** BEGIN Dataset extract **
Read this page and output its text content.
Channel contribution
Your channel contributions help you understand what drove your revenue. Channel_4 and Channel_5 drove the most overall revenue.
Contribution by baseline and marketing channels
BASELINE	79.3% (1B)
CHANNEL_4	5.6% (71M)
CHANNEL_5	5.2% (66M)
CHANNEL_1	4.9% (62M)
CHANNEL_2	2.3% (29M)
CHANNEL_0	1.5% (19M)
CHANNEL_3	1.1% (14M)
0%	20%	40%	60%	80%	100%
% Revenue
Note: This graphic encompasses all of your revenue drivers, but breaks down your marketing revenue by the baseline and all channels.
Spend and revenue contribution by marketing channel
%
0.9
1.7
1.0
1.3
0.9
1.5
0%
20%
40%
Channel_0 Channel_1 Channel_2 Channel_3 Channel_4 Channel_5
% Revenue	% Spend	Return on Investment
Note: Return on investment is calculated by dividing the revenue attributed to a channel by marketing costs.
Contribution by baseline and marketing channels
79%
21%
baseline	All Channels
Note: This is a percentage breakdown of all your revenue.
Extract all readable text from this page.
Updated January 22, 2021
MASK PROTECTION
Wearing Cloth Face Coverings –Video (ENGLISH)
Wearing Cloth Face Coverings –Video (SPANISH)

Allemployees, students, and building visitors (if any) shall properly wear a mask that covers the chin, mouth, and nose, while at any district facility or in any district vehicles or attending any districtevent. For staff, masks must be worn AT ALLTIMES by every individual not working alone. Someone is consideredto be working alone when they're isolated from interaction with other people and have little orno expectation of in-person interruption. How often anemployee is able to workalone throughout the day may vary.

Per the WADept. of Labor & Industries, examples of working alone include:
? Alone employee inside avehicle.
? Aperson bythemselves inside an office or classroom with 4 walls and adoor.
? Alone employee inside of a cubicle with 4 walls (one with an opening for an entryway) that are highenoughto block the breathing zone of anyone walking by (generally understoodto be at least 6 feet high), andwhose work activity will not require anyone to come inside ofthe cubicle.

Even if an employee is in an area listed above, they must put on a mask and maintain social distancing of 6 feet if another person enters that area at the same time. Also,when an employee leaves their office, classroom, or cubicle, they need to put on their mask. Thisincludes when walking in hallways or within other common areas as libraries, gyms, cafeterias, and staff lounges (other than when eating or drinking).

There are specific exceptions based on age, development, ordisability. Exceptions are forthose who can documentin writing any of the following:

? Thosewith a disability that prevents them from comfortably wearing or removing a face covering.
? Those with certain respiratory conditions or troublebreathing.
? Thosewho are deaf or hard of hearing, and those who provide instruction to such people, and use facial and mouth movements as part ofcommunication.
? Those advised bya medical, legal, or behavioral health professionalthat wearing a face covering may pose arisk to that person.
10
** END Dataset extract **
[Task to carry out]
Where a line holds the string "inside", copy that line.

[Solution to the problem]
? Alone employee inside avehicle.
? Aperson bythemselves inside an office or classroom with 4 walls and adoor.
? Alone employee inside of a cubicle with 4 walls (one with an opening for an entryway) that are highenoughto block the breathing zone of anyone walking by (generally understoodto be at least 6 feet high), andwhose work activity will not require anyone to come inside ofthe cubicle.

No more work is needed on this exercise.